**Stored data:**
○ ○ ○ ○
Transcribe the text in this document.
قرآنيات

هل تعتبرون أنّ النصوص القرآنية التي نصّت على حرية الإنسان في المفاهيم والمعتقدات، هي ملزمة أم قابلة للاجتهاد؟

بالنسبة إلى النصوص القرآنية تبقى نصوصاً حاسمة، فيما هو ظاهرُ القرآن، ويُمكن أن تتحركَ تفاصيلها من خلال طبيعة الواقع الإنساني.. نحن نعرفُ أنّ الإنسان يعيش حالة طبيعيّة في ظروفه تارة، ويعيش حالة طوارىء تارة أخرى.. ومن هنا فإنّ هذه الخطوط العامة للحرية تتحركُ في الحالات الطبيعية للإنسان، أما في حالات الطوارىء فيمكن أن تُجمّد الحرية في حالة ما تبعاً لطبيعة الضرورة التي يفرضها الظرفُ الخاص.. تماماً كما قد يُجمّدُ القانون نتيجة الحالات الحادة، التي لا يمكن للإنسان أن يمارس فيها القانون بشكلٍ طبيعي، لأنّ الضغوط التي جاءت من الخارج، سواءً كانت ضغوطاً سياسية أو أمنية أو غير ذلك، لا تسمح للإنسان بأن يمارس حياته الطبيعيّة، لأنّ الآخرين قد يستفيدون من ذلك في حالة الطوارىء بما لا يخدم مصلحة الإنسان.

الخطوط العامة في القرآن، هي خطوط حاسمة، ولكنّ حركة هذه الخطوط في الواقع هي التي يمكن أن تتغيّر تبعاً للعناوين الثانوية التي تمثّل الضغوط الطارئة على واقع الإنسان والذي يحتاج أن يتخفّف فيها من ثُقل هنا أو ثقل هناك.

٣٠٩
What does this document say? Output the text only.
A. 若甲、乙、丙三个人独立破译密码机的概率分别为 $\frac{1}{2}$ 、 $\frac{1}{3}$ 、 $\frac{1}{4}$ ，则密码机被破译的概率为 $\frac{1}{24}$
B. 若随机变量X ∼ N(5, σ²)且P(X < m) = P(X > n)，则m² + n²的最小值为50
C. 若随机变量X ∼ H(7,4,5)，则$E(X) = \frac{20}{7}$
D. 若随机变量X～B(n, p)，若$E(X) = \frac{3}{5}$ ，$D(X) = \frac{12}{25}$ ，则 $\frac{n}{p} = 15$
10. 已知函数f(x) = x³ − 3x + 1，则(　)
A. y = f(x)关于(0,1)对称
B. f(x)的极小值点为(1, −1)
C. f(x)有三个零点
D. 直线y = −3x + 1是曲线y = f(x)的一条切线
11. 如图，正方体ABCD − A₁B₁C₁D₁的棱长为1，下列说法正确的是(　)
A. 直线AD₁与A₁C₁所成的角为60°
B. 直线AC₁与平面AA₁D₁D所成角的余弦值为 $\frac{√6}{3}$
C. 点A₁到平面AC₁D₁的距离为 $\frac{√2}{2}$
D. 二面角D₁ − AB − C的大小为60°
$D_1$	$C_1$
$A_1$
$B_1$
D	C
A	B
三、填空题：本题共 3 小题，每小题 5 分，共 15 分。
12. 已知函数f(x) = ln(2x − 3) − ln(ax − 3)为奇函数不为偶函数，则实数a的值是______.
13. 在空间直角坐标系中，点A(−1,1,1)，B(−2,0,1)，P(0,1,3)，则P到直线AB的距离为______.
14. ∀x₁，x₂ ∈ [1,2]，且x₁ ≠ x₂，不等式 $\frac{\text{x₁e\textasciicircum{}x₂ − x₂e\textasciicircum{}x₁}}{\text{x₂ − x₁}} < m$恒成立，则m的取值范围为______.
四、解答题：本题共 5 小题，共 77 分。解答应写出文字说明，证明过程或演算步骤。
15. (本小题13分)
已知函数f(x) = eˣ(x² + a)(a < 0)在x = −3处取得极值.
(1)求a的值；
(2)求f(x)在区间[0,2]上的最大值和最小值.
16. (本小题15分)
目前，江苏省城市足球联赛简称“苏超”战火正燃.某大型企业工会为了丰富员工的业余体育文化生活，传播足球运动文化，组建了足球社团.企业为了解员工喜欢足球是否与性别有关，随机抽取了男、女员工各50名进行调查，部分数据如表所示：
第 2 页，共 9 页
○ ○ ○ ○
In the listing, how many lines hold "الضغوط"? Answer with a bare number.

2